_DATASET CONTENT_.

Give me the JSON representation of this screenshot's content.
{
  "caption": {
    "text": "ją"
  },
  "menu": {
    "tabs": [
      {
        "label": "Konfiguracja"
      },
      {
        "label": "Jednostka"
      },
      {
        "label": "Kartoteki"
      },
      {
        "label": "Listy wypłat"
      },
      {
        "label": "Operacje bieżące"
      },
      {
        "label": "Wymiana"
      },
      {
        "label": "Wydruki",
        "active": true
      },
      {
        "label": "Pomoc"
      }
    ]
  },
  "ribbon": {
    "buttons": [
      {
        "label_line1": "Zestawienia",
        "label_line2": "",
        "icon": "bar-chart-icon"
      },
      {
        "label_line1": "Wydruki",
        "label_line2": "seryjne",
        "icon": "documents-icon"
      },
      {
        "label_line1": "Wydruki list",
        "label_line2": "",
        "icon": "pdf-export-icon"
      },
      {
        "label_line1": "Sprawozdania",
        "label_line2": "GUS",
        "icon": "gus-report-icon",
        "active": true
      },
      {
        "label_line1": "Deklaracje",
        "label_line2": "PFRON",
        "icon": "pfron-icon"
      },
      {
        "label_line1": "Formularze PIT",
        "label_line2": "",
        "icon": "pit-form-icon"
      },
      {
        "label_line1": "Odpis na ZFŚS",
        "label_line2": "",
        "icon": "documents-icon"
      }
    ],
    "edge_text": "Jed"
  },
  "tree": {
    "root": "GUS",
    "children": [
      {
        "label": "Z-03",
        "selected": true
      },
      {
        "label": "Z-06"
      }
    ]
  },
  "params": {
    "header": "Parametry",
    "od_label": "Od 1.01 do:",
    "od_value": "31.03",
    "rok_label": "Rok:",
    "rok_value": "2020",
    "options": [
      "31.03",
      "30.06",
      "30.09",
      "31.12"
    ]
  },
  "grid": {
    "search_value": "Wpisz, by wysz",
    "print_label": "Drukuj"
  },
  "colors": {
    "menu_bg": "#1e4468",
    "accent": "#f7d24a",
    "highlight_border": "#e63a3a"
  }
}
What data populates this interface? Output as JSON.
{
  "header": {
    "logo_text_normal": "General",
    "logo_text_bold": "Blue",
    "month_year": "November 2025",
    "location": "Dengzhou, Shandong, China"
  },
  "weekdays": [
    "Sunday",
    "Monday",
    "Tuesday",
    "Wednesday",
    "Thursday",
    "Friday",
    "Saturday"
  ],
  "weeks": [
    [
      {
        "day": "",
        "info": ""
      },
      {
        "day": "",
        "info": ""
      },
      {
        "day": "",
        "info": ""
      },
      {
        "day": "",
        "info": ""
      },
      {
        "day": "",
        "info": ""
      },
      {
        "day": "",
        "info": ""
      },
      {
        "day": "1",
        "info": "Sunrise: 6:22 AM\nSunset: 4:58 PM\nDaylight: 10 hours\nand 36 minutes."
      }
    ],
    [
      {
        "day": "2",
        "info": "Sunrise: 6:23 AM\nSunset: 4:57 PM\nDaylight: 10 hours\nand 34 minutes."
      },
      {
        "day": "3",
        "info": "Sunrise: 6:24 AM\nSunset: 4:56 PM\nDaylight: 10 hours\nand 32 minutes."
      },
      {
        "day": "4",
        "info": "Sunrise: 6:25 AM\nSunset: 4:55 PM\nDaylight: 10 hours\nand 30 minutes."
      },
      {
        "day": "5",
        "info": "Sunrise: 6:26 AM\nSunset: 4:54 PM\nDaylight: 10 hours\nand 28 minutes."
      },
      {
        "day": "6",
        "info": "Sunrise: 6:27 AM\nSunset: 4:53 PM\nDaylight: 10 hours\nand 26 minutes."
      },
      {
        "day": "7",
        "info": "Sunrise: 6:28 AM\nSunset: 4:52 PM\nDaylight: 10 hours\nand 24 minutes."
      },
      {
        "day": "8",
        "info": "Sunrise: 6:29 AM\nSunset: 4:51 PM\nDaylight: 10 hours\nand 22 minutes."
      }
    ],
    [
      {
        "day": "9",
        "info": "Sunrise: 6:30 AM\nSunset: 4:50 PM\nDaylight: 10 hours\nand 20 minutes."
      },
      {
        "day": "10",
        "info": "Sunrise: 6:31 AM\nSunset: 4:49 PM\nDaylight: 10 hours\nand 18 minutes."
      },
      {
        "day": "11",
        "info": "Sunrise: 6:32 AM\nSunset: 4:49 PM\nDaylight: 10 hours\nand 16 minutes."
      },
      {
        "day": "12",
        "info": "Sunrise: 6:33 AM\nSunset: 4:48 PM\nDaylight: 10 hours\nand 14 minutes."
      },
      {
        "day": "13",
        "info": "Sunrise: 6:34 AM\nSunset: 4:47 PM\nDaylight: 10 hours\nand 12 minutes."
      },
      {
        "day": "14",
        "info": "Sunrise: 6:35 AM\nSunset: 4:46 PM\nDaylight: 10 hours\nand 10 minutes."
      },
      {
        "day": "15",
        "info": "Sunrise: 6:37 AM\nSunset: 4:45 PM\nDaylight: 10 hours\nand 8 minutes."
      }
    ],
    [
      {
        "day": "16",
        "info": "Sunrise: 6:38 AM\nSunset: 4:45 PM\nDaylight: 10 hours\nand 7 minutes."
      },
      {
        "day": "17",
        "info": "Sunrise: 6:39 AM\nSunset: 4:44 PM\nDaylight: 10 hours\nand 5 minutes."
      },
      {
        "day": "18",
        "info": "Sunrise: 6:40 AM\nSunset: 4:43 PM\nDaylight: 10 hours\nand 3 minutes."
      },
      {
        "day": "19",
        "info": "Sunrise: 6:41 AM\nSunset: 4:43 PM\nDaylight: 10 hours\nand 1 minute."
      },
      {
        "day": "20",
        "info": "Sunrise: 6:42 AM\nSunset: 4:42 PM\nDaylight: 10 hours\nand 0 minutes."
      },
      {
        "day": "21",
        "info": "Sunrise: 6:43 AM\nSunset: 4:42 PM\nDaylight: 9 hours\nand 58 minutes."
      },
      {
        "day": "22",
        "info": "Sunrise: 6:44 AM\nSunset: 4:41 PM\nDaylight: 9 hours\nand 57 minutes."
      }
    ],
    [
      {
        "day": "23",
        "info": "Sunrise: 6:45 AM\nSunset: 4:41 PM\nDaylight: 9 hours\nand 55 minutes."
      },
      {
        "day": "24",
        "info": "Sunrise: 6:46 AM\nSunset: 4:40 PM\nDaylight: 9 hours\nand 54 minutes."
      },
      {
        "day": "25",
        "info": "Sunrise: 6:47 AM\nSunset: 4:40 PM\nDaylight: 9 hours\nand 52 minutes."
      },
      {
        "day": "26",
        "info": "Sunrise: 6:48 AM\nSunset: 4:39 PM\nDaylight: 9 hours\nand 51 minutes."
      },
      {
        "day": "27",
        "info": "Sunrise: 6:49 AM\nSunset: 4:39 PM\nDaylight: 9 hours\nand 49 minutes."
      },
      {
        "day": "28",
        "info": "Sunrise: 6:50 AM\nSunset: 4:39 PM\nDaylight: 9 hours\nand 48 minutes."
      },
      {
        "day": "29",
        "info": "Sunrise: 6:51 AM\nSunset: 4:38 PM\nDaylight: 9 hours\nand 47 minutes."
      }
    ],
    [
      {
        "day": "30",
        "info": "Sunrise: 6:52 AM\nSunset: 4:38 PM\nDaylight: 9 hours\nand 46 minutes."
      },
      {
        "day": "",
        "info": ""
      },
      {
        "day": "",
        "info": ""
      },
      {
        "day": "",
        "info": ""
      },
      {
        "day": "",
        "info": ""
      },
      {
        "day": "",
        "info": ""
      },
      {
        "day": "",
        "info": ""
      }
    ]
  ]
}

_STATED GOAL_.
Take the entries above and copy them out exactly.

_ANSWER TO THE TASK_.
Give me the JSON representation of this screenshot's content.
{
  "caption": {
    "text": "ją"
  },
  "menu": {
    "tabs": [
      {
        "label": "Konfiguracja"
      },
      {
        "label": "Jednostka"
      },
      {
        "label": "Kartoteki"
      },
      {
        "label": "Listy wypłat"
      },
      {
        "label": "Operacje bieżące"
      },
      {
        "label": "Wymiana"
      },
      {
        "label": "Wydruki",
        "active": true
      },
      {
        "label": "Pomoc"
      }
    ]
  },
  "ribbon": {
    "buttons": [
      {
        "label_line1": "Zestawienia",
        "label_line2": "",
        "icon": "bar-chart-icon"
      },
      {
        "label_line1": "Wydruki",
        "label_line2": "seryjne",
        "icon": "documents-icon"
      },
      {
        "label_line1": "Wydruki list",
        "label_line2": "",
        "icon": "pdf-export-icon"
      },
      {
        "label_line1": "Sprawozdania",
        "label_line2": "GUS",
        "icon": "gus-report-icon",
        "active": true
      },
      {
        "label_line1": "Deklaracje",
        "label_line2": "PFRON",
        "icon": "pfron-icon"
      },
      {
        "label_line1": "Formularze PIT",
        "label_line2": "",
        "icon": "pit-form-icon"
      },
      {
        "label_line1": "Odpis na ZFŚS",
        "label_line2": "",
        "icon": "documents-icon"
      }
    ],
    "edge_text": "Jed"
  },
  "tree": {
    "root": "GUS",
    "children": [
      {
        "label": "Z-03",
        "selected": true
      },
      {
        "label": "Z-06"
      }
    ]
  },
  "params": {
    "header": "Parametry",
    "od_label": "Od 1.01 do:",
    "od_value": "31.03",
    "rok_label": "Rok:",
    "rok_value": "2020",
    "options": [
      "31.03",
      "30.06",
      "30.09",
      "31.12"
    ]
  },
  "grid": {
    "search_value": "Wpisz, by wysz",
    "print_label": "Drukuj"
  },
  "colors": {
    "menu_bg": "#1e4468",
    "accent": "#f7d24a",
    "highlight_border": "#e63a3a"
  }
}
What data populates this interface? Output as JSON.
{
  "header": {
    "logo_text_normal": "General",
    "logo_text_bold": "Blue",
    "month_year": "November 2025",
    "location": "Dengzhou, Shandong, China"
  },
  "weekdays": [
    "Sunday",
    "Monday",
    "Tuesday",
    "Wednesday",
    "Thursday",
    "Friday",
    "Saturday"
  ],
  "weeks": [
    [
      {
        "day": "",
        "info": ""
      },
      {
        "day": "",
        "info": ""
      },
      {
        "day": "",
        "info": ""
      },
      {
        "day": "",
        "info": ""
      },
      {
        "day": "",
        "info": ""
      },
      {
        "day": "",
        "info": ""
      },
      {
        "day": "1",
        "info": "Sunrise: 6:22 AM\nSunset: 4:58 PM\nDaylight: 10 hours\nand 36 minutes."
      }
    ],
    [
      {
        "day": "2",
        "info": "Sunrise: 6:23 AM\nSunset: 4:57 PM\nDaylight: 10 hours\nand 34 minutes."
      },
      {
        "day": "3",
        "info": "Sunrise: 6:24 AM\nSunset: 4:56 PM\nDaylight: 10 hours\nand 32 minutes."
      },
      {
        "day": "4",
        "info": "Sunrise: 6:25 AM\nSunset: 4:55 PM\nDaylight: 10 hours\nand 30 minutes."
      },
      {
        "day": "5",
        "info": "Sunrise: 6:26 AM\nSunset: 4:54 PM\nDaylight: 10 hours\nand 28 minutes."
      },
      {
        "day": "6",
        "info": "Sunrise: 6:27 AM\nSunset: 4:53 PM\nDaylight: 10 hours\nand 26 minutes."
      },
      {
        "day": "7",
        "info": "Sunrise: 6:28 AM\nSunset: 4:52 PM\nDaylight: 10 hours\nand 24 minutes."
      },
      {
        "day": "8",
        "info": "Sunrise: 6:29 AM\nSunset: 4:51 PM\nDaylight: 10 hours\nand 22 minutes."
      }
    ],
    [
      {
        "day": "9",
        "info": "Sunrise: 6:30 AM\nSunset: 4:50 PM\nDaylight: 10 hours\nand 20 minutes."
      },
      {
        "day": "10",
        "info": "Sunrise: 6:31 AM\nSunset: 4:49 PM\nDaylight: 10 hours\nand 18 minutes."
      },
      {
        "day": "11",
        "info": "Sunrise: 6:32 AM\nSunset: 4:49 PM\nDaylight: 10 hours\nand 16 minutes."
      },
      {
        "day": "12",
        "info": "Sunrise: 6:33 AM\nSunset: 4:48 PM\nDaylight: 10 hours\nand 14 minutes."
      },
      {
        "day": "13",
        "info": "Sunrise: 6:34 AM\nSunset: 4:47 PM\nDaylight: 10 hours\nand 12 minutes."
      },
      {
        "day": "14",
        "info": "Sunrise: 6:35 AM\nSunset: 4:46 PM\nDaylight: 10 hours\nand 10 minutes."
      },
      {
        "day": "15",
        "info": "Sunrise: 6:37 AM\nSunset: 4:45 PM\nDaylight: 10 hours\nand 8 minutes."
      }
    ],
    [
      {
        "day": "16",
        "info": "Sunrise: 6:38 AM\nSunset: 4:45 PM\nDaylight: 10 hours\nand 7 minutes."
      },
      {
        "day": "17",
        "info": "Sunrise: 6:39 AM\nSunset: 4:44 PM\nDaylight: 10 hours\nand 5 minutes."
      },
      {
        "day": "18",
        "info": "Sunrise: 6:40 AM\nSunset: 4:43 PM\nDaylight: 10 hours\nand 3 minutes."
      },
      {
        "day": "19",
        "info": "Sunrise: 6:41 AM\nSunset: 4:43 PM\nDaylight: 10 hours\nand 1 minute."
      },
      {
        "day": "20",
        "info": "Sunrise: 6:42 AM\nSunset: 4:42 PM\nDaylight: 10 hours\nand 0 minutes."
      },
      {
        "day": "21",
        "info": "Sunrise: 6:43 AM\nSunset: 4:42 PM\nDaylight: 9 hours\nand 58 minutes."
      },
      {
        "day": "22",
        "info": "Sunrise: 6:44 AM\nSunset: 4:41 PM\nDaylight: 9 hours\nand 57 minutes."
      }
    ],
    [
      {
        "day": "23",
        "info": "Sunrise: 6:45 AM\nSunset: 4:41 PM\nDaylight: 9 hours\nand 55 minutes."
      },
      {
        "day": "24",
        "info": "Sunrise: 6:46 AM\nSunset: 4:40 PM\nDaylight: 9 hours\nand 54 minutes."
      },
      {
        "day": "25",
        "info": "Sunrise: 6:47 AM\nSunset: 4:40 PM\nDaylight: 9 hours\nand 52 minutes."
      },
      {
        "day": "26",
        "info": "Sunrise: 6:48 AM\nSunset: 4:39 PM\nDaylight: 9 hours\nand 51 minutes."
      },
      {
        "day": "27",
        "info": "Sunrise: 6:49 AM\nSunset: 4:39 PM\nDaylight: 9 hours\nand 49 minutes."
      },
      {
        "day": "28",
        "info": "Sunrise: 6:50 AM\nSunset: 4:39 PM\nDaylight: 9 hours\nand 48 minutes."
      },
      {
        "day": "29",
        "info": "Sunrise: 6:51 AM\nSunset: 4:38 PM\nDaylight: 9 hours\nand 47 minutes."
      }
    ],
    [
      {
        "day": "30",
        "info": "Sunrise: 6:52 AM\nSunset: 4:38 PM\nDaylight: 9 hours\nand 46 minutes."
      },
      {
        "day": "",
        "info": ""
      },
      {
        "day": "",
        "info": ""
      },
      {
        "day": "",
        "info": ""
      },
      {
        "day": "",
        "info": ""
      },
      {
        "day": "",
        "info": ""
      },
      {
        "day": "",
        "info": ""
      }
    ]
  ]
}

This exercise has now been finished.